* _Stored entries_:
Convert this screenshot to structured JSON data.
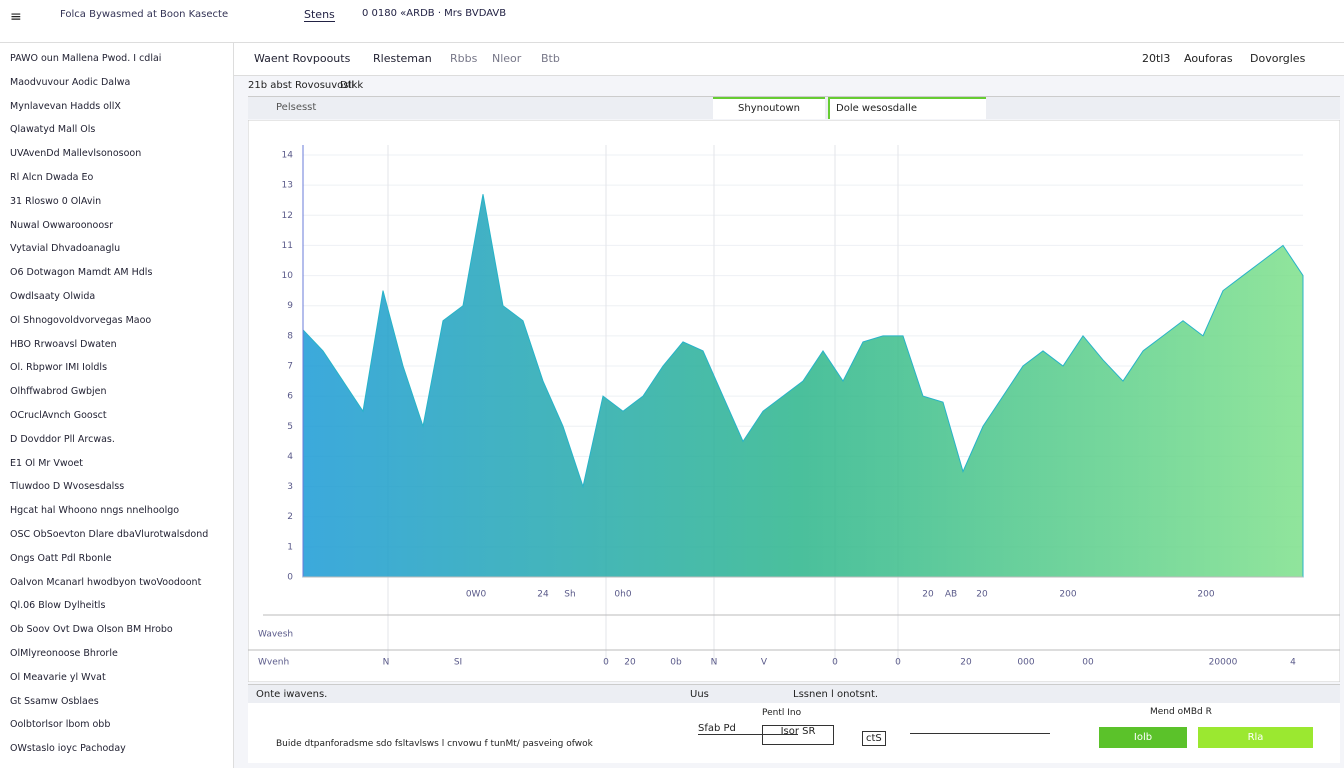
{
  "header": {
    "app_title": "Folca Bywasmed at Boon Kasecte",
    "tab_label": "Stens",
    "status_text": "0 0180 «ARDB · Mrs BVDAVB"
  },
  "sidebar": {
    "items": [
      "PAWO oun Mallena Pwod. I cdlai",
      "Maodvuvour Aodic Dalwa",
      "Mynlavevan Hadds ollX",
      "Qlawatyd Mall Ols",
      "UVAvenDd Mallevlsonosoon",
      "Rl Alcn Dwada Eo",
      "31 Rloswo 0 OlAvin",
      "Nuwal Owwaroonoosr",
      "Vytavial Dhvadoanaglu",
      "O6 Dotwagon Mamdt AM Hdls",
      "Owdlsaaty Olwida",
      "Ol Shnogovoldvorvegas Maoo",
      "HBO Rrwoavsl Dwaten",
      "Ol. Rbpwor IMI Ioldls",
      "Olhffwabrod Gwbjen",
      "OCruclAvnch Goosct",
      "D Dovddor Pll Arcwas.",
      "E1 Ol Mr Vwoet",
      "Tluwdoo D Wvosesdalss",
      "Hgcat hal Whoono nngs nnelhoolgo",
      "OSC ObSoevton Dlare dbaVlurotwalsdond",
      "Ongs Oatt Pdl Rbonle",
      "Oalvon Mcanarl hwodbyon twoVoodoont",
      "Ql.06 Blow Dylheitls",
      "Ob Soov Ovt Dwa Olson BM Hrobo",
      "OlMlyreonoose Bhrorle",
      "Ol Meavarie yl Wvat",
      "Gt Ssamw Osblaes",
      "Oolbtorlsor lbom obb",
      "OWstaslo ioyc Pachoday"
    ]
  },
  "tabs": {
    "items": [
      "Waent Rovpoouts",
      "Rlesteman",
      "Rbbs",
      "Nleor",
      "Btb"
    ],
    "right": [
      "20tl3",
      "Aouforas",
      "Dovorgles"
    ]
  },
  "subheader": {
    "breadcrumb": "21b abst Rovosuvosll",
    "link": "Dtkk"
  },
  "toolbar": {
    "search": "Pelsesst",
    "tab_a": "Shynoutown",
    "tab_b": "Dole wesosdalle"
  },
  "chart_data": {
    "type": "area",
    "values": [
      8.2,
      7.5,
      6.5,
      5.5,
      9.5,
      7,
      5,
      8.5,
      9,
      12.7,
      9,
      8.5,
      6.5,
      5,
      3,
      6,
      5.5,
      6,
      7,
      7.8,
      7.5,
      6,
      4.5,
      5.5,
      6,
      6.5,
      7.5,
      6.5,
      7.8,
      8,
      8,
      6,
      5.8,
      3.5,
      5,
      6,
      7,
      7.5,
      7,
      8,
      7.2,
      6.5,
      7.5,
      8,
      8.5,
      8,
      9.5,
      10,
      10.5,
      11,
      10
    ],
    "ylim": [
      0,
      14
    ],
    "yticks": [
      0,
      1,
      2,
      3,
      4,
      5,
      6,
      7,
      8,
      9,
      10,
      11,
      12,
      13,
      14
    ],
    "colors": [
      "#1a9ad6",
      "#2bb58a",
      "#7de08a"
    ],
    "grid": true,
    "x_labels": [
      "0W0",
      "24",
      "Sh",
      "0h0",
      "20",
      "AB",
      "20",
      "200",
      "200"
    ],
    "lower_label": "Wavesh",
    "axis_label": "Wvenh",
    "axis_ticks": [
      "N",
      "SI",
      "0",
      "20",
      "0b",
      "N",
      "V",
      "0",
      "0",
      "20",
      "000",
      "00",
      "20000",
      "4"
    ]
  },
  "bottom": {
    "title": "Onte iwavens.",
    "col_b": "Uus",
    "col_c": "Lssnen l onotsnt.",
    "note": "Buide dtpanforadsme sdo fsltavlsws l cnvowu f tunMt/ pasveing ofwok",
    "field_a_label": "Pentl Ino",
    "field_a": "Sfab Pd",
    "field_b": "Isor SR",
    "field_c": "ctS",
    "right_label": "Mend oMBd R",
    "btn_a": "Iolb",
    "btn_b": "Rla"
  }
}
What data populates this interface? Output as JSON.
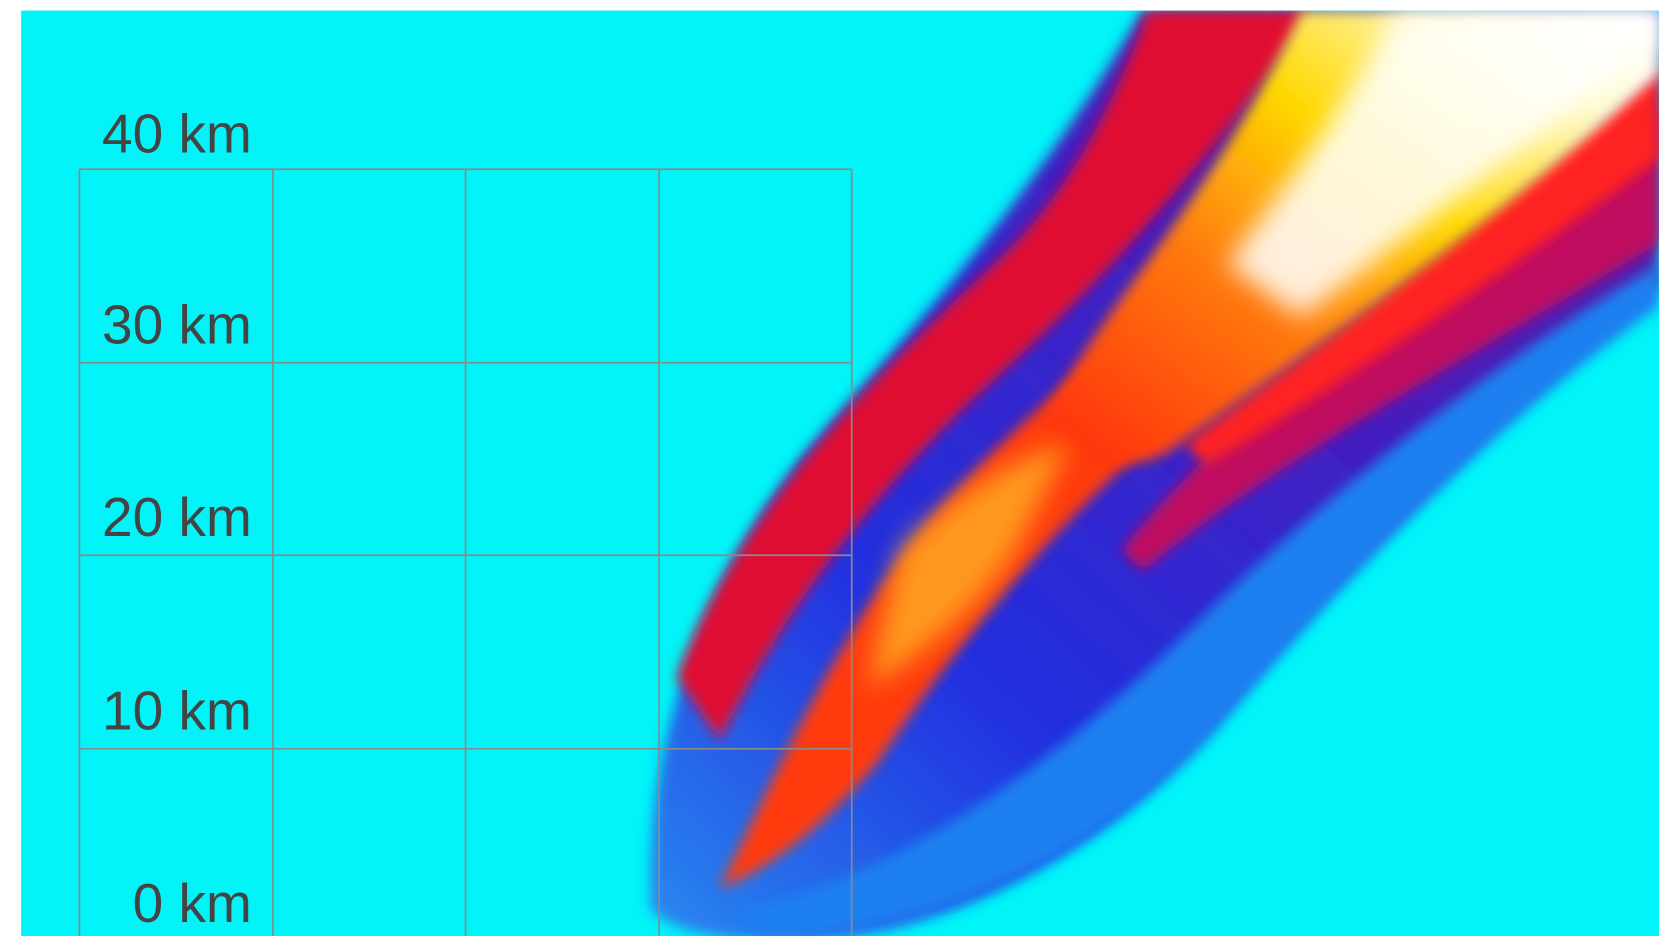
{
  "scale": {
    "labels": [
      "40 km",
      "30 km",
      "20 km",
      "10 km",
      "0 km"
    ]
  }
}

* _GIVEN REQUEST_:
All of the entries above should be duplicated exactly, except for the pictures.

* _CORRECT RESPONSE_:
Convert this screenshot to structured JSON data.
{
  "header": {
    "app_title": "Folca Bywasmed at Boon Kasecte",
    "tab_label": "Stens",
    "status_text": "0 0180 «ARDB · Mrs BVDAVB"
  },
  "sidebar": {
    "items": [
      "PAWO oun Mallena Pwod. I cdlai",
      "Maodvuvour Aodic Dalwa",
      "Mynlavevan Hadds ollX",
      "Qlawatyd Mall Ols",
      "UVAvenDd Mallevlsonosoon",
      "Rl Alcn Dwada Eo",
      "31 Rloswo 0 OlAvin",
      "Nuwal Owwaroonoosr",
      "Vytavial Dhvadoanaglu",
      "O6 Dotwagon Mamdt AM Hdls",
      "Owdlsaaty Olwida",
      "Ol Shnogovoldvorvegas Maoo",
      "HBO Rrwoavsl Dwaten",
      "Ol. Rbpwor IMI Ioldls",
      "Olhffwabrod Gwbjen",
      "OCruclAvnch Goosct",
      "D Dovddor Pll Arcwas.",
      "E1 Ol Mr Vwoet",
      "Tluwdoo D Wvosesdalss",
      "Hgcat hal Whoono nngs nnelhoolgo",
      "OSC ObSoevton Dlare dbaVlurotwalsdond",
      "Ongs Oatt Pdl Rbonle",
      "Oalvon Mcanarl hwodbyon twoVoodoont",
      "Ql.06 Blow Dylheitls",
      "Ob Soov Ovt Dwa Olson BM Hrobo",
      "OlMlyreonoose Bhrorle",
      "Ol Meavarie yl Wvat",
      "Gt Ssamw Osblaes",
      "Oolbtorlsor lbom obb",
      "OWstaslo ioyc Pachoday"
    ]
  },
  "tabs": {
    "items": [
      "Waent Rovpoouts",
      "Rlesteman",
      "Rbbs",
      "Nleor",
      "Btb"
    ],
    "right": [
      "20tl3",
      "Aouforas",
      "Dovorgles"
    ]
  },
  "subheader": {
    "breadcrumb": "21b abst Rovosuvosll",
    "link": "Dtkk"
  },
  "toolbar": {
    "search": "Pelsesst",
    "tab_a": "Shynoutown",
    "tab_b": "Dole wesosdalle"
  },
  "chart_data": {
    "type": "area",
    "values": [
      8.2,
      7.5,
      6.5,
      5.5,
      9.5,
      7,
      5,
      8.5,
      9,
      12.7,
      9,
      8.5,
      6.5,
      5,
      3,
      6,
      5.5,
      6,
      7,
      7.8,
      7.5,
      6,
      4.5,
      5.5,
      6,
      6.5,
      7.5,
      6.5,
      7.8,
      8,
      8,
      6,
      5.8,
      3.5,
      5,
      6,
      7,
      7.5,
      7,
      8,
      7.2,
      6.5,
      7.5,
      8,
      8.5,
      8,
      9.5,
      10,
      10.5,
      11,
      10
    ],
    "ylim": [
      0,
      14
    ],
    "yticks": [
      0,
      1,
      2,
      3,
      4,
      5,
      6,
      7,
      8,
      9,
      10,
      11,
      12,
      13,
      14
    ],
    "colors": [
      "#1a9ad6",
      "#2bb58a",
      "#7de08a"
    ],
    "grid": true,
    "x_labels": [
      "0W0",
      "24",
      "Sh",
      "0h0",
      "20",
      "AB",
      "20",
      "200",
      "200"
    ],
    "lower_label": "Wavesh",
    "axis_label": "Wvenh",
    "axis_ticks": [
      "N",
      "SI",
      "0",
      "20",
      "0b",
      "N",
      "V",
      "0",
      "0",
      "20",
      "000",
      "00",
      "20000",
      "4"
    ]
  },
  "bottom": {
    "title": "Onte iwavens.",
    "col_b": "Uus",
    "col_c": "Lssnen l onotsnt.",
    "note": "Buide dtpanforadsme sdo fsltavlsws l cnvowu f tunMt/ pasveing ofwok",
    "field_a_label": "Pentl Ino",
    "field_a": "Sfab Pd",
    "field_b": "Isor SR",
    "field_c": "ctS",
    "right_label": "Mend oMBd R",
    "btn_a": "Iolb",
    "btn_b": "Rla"
  }
}
What data populates this interface? Output as JSON.
{
  "scale": {
    "labels": [
      "40 km",
      "30 km",
      "20 km",
      "10 km",
      "0 km"
    ]
  }
}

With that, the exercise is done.